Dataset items
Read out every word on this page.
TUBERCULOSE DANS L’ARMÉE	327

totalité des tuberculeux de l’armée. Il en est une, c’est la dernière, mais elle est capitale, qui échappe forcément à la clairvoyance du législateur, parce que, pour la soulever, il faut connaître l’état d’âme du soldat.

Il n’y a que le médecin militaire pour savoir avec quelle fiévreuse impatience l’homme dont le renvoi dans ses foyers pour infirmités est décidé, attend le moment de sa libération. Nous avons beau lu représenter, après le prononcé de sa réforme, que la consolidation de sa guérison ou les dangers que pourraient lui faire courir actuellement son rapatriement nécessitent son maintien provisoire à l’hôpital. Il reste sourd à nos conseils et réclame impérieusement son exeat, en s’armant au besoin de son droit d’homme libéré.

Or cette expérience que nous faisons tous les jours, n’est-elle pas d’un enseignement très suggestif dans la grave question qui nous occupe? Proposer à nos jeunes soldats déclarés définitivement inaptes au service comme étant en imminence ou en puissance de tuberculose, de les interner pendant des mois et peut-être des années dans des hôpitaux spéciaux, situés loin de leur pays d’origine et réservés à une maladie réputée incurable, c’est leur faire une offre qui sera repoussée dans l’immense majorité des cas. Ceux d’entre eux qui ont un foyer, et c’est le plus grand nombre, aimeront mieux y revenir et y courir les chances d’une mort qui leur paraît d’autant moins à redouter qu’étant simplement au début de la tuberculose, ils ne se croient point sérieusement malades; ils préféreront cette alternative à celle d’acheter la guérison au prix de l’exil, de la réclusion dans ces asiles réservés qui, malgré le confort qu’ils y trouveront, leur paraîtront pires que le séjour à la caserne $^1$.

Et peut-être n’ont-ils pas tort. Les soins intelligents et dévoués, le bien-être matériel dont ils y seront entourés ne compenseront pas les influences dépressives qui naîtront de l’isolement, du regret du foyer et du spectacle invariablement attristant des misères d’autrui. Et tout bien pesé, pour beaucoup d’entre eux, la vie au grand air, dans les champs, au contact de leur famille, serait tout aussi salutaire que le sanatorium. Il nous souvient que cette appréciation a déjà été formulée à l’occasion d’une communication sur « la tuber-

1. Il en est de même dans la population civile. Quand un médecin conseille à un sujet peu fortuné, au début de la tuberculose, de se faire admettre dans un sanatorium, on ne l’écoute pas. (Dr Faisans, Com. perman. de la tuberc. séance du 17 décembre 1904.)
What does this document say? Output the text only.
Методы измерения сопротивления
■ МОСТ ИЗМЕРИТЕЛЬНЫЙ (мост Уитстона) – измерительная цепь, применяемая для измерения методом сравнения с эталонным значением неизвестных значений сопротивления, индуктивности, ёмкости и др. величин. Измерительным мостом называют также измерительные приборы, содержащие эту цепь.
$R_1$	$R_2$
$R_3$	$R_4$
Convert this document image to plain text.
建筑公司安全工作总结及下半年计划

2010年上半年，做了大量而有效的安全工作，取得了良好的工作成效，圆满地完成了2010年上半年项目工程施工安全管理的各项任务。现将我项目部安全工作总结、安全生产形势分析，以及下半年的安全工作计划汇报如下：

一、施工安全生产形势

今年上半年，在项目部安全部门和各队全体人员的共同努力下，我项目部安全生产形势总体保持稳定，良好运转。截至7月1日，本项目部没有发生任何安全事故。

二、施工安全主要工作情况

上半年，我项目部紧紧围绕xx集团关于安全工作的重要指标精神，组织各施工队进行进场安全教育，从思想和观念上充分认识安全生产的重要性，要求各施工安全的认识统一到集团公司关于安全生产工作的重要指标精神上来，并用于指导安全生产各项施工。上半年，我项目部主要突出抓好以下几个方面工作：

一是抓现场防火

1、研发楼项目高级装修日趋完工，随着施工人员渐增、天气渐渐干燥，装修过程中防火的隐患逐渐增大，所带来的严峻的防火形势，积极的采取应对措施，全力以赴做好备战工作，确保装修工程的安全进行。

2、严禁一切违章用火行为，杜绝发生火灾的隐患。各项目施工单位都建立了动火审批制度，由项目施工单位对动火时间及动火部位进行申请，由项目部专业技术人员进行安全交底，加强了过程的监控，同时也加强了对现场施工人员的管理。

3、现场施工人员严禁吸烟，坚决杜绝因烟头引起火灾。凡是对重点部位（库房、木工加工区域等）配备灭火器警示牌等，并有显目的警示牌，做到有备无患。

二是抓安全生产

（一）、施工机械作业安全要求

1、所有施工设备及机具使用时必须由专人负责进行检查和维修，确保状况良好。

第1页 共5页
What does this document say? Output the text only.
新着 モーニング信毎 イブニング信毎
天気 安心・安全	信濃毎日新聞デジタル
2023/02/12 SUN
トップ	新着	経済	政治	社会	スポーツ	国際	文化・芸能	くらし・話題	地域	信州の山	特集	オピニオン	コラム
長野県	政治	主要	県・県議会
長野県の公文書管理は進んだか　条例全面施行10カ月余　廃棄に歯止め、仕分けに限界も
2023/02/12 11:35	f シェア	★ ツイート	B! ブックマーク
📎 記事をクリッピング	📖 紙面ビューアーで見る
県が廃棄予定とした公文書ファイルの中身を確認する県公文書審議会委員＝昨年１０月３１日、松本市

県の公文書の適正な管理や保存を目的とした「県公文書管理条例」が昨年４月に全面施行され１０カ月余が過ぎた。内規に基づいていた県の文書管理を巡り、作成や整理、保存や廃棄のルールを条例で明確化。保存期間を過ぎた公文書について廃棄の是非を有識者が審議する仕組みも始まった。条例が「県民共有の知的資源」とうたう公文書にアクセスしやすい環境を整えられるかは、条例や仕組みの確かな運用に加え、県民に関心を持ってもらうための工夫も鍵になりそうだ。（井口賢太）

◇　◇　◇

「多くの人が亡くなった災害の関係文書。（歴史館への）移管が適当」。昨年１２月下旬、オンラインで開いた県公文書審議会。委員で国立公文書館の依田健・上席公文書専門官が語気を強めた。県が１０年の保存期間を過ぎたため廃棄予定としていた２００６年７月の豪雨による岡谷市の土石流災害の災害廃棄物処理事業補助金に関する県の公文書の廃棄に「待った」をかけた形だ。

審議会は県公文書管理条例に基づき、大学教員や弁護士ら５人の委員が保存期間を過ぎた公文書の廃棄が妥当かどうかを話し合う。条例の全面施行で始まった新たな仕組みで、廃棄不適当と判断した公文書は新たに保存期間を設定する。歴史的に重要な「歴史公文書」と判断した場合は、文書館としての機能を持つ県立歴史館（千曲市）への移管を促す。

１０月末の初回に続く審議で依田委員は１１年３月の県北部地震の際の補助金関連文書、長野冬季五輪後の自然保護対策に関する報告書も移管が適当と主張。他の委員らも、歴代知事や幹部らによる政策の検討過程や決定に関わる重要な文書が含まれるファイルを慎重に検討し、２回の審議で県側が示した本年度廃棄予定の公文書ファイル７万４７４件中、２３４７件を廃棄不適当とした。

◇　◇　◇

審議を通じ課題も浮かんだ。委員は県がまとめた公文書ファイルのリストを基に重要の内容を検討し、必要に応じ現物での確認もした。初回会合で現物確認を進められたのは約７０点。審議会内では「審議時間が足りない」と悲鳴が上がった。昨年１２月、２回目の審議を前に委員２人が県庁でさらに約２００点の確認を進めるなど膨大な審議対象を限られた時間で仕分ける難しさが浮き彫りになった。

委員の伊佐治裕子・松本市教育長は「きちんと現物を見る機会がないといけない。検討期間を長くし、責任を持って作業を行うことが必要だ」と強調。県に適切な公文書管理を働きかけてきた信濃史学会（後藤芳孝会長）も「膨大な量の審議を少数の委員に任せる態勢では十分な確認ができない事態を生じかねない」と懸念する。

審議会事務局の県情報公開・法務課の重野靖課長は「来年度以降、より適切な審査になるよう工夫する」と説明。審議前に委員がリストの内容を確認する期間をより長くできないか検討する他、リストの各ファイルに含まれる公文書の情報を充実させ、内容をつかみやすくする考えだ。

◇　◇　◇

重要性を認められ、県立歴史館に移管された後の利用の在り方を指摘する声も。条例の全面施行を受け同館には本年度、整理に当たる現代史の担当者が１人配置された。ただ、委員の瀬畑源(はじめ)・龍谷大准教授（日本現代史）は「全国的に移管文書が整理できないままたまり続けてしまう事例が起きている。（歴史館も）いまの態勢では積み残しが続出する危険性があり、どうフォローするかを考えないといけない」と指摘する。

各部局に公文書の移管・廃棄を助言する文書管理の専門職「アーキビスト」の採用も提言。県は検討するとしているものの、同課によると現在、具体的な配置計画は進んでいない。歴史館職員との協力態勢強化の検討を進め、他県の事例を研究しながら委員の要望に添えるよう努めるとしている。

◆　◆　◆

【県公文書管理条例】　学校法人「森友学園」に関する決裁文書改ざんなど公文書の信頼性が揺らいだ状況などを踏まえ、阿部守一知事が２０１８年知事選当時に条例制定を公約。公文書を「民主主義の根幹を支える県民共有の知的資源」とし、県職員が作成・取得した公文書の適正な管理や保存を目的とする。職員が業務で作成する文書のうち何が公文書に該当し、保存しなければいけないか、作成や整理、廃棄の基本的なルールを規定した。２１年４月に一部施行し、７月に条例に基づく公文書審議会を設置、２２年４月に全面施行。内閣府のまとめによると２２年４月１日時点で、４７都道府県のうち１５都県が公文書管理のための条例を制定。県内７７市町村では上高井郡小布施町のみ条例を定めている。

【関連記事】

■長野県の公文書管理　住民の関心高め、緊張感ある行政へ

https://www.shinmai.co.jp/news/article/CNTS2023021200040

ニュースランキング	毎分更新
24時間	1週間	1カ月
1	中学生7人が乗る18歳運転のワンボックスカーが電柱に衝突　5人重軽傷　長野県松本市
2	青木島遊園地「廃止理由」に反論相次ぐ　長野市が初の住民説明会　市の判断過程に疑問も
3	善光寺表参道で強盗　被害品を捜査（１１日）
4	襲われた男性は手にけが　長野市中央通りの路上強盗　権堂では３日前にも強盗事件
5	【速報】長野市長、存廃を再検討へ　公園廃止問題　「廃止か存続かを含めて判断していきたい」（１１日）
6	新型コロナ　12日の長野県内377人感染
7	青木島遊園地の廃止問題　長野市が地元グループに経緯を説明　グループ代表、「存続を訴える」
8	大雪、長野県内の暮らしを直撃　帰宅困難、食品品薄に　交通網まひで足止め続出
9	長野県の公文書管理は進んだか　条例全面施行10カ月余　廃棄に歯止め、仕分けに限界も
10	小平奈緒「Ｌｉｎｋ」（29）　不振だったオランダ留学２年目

THE EXERCISE: Find each line holding "作成や整理". Copy it out.

TASK ANSWER:
県の公文書の適正な管理や保存を目的とした「県公文書管理条例」が昨年４月に全面施行され１０カ月余が過ぎた。内規に基づいていた県の文書管理を巡り、作成や整理、保存や廃棄のルールを条例で明確化。保存期間を過ぎた公文書について廃棄の是非を有識者が審議する仕組みも始まった。条例が「県民共有の知的資源」とうたう公文書にアクセスしやすい環境を整えられるかは、条例や仕組みの確かな運用に加え、県民に関心を持ってもらうための工夫も鍵になりそうだ。（井口賢太）
【県公文書管理条例】　学校法人「森友学園」に関する決裁文書改ざんなど公文書の信頼性が揺らいだ状況などを踏まえ、阿部守一知事が２０１８年知事選当時に条例制定を公約。公文書を「民主主義の根幹を支える県民共有の知的資源」とし、県職員が作成・取得した公文書の適正な管理や保存を目的とする。職員が業務で作成する文書のうち何が公文書に該当し、保存しなければいけないか、作成や整理、廃棄の基本的なルールを規定した。２１年４月に一部施行し、７月に条例に基づく公文書審議会を設置、２２年４月に全面施行。内閣府のまとめによると２２年４月１日時点で、４７都道府県のうち１５都県が公文書管理のための条例を制定。県内７７市町村では上高井郡小布施町のみ条例を定めている。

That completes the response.